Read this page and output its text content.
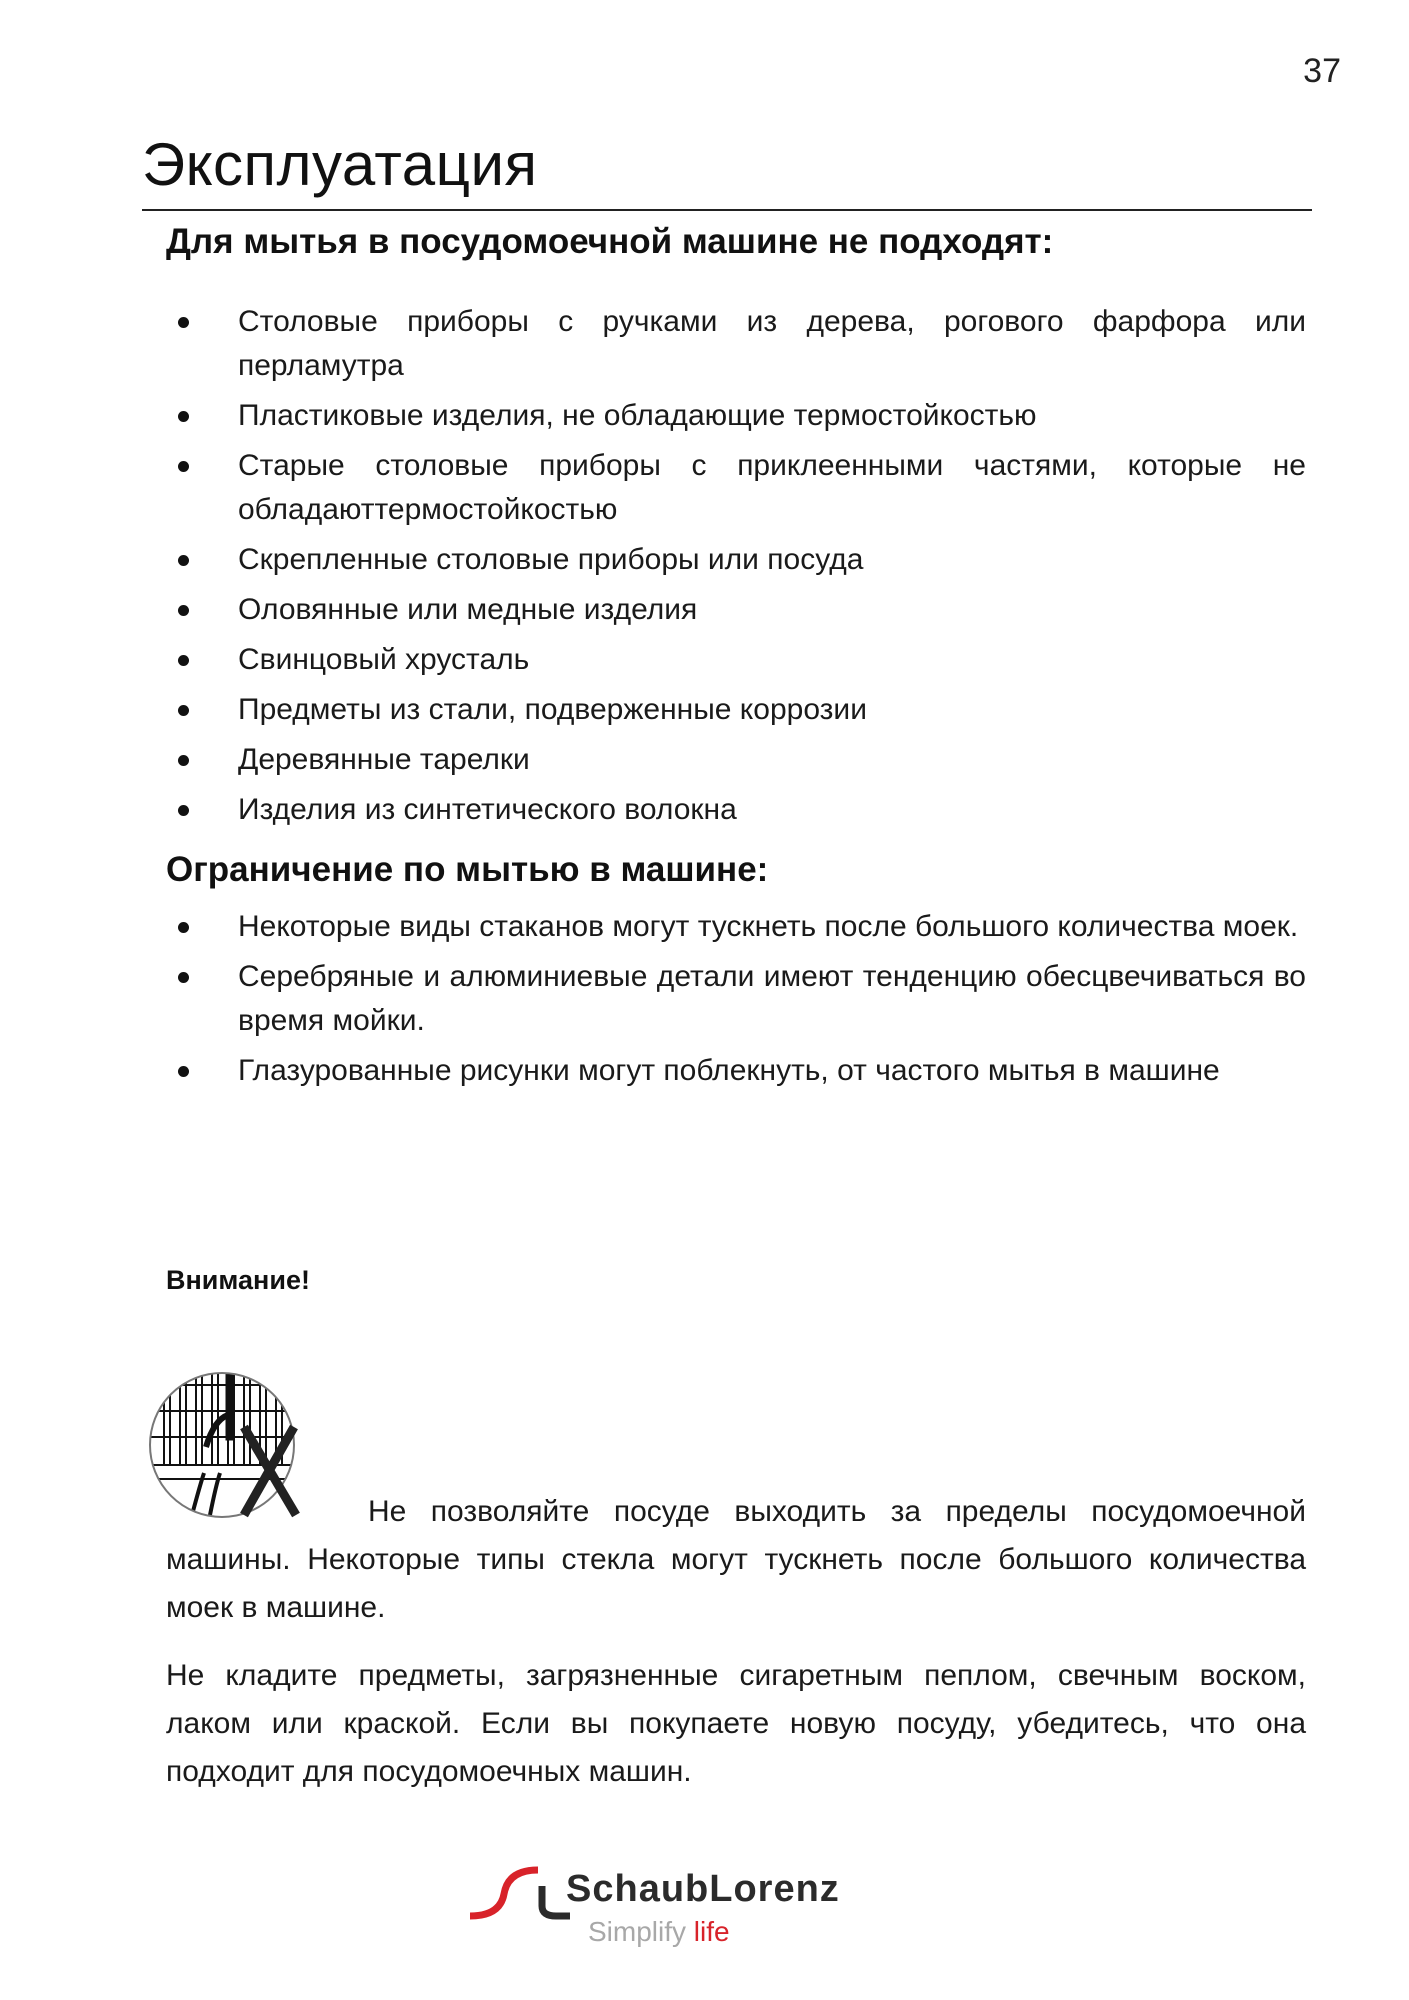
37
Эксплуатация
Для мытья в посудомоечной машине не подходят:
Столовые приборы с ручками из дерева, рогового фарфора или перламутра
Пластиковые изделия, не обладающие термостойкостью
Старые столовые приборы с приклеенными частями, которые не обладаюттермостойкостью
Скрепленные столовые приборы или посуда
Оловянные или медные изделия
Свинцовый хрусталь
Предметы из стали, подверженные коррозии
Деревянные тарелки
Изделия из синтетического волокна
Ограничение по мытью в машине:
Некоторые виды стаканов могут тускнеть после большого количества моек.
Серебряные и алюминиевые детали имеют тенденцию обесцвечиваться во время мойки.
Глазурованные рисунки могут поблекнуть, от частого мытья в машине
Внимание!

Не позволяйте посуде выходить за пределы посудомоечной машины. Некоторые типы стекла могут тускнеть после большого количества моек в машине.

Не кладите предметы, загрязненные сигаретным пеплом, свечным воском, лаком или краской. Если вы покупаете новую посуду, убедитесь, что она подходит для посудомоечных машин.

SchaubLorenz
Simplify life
----------------------------------------
§ **The task**:
Pictures appear in the records above. Output everything except them, exactly.

§ **Response below**:
Read this page and output its text content.
37
Эксплуатация
Для мытья в посудомоечной машине не подходят:
Столовые приборы с ручками из дерева, рогового фарфора или перламутра
Пластиковые изделия, не обладающие термостойкостью
Старые столовые приборы с приклеенными частями, которые не обладаюттермостойкостью
Скрепленные столовые приборы или посуда
Оловянные или медные изделия
Свинцовый хрусталь
Предметы из стали, подверженные коррозии
Деревянные тарелки
Изделия из синтетического волокна
Ограничение по мытью в машине:
Некоторые виды стаканов могут тускнеть после большого количества моек.
Серебряные и алюминиевые детали имеют тенденцию обесцвечиваться во время мойки.
Глазурованные рисунки могут поблекнуть, от частого мытья в машине
Внимание!

Не позволяйте посуде выходить за пределы посудомоечной машины. Некоторые типы стекла могут тускнеть после большого количества моек в машине.

Не кладите предметы, загрязненные сигаретным пеплом, свечным воском, лаком или краской. Если вы покупаете новую посуду, убедитесь, что она подходит для посудомоечных машин.

SchaubLorenz
Simplify life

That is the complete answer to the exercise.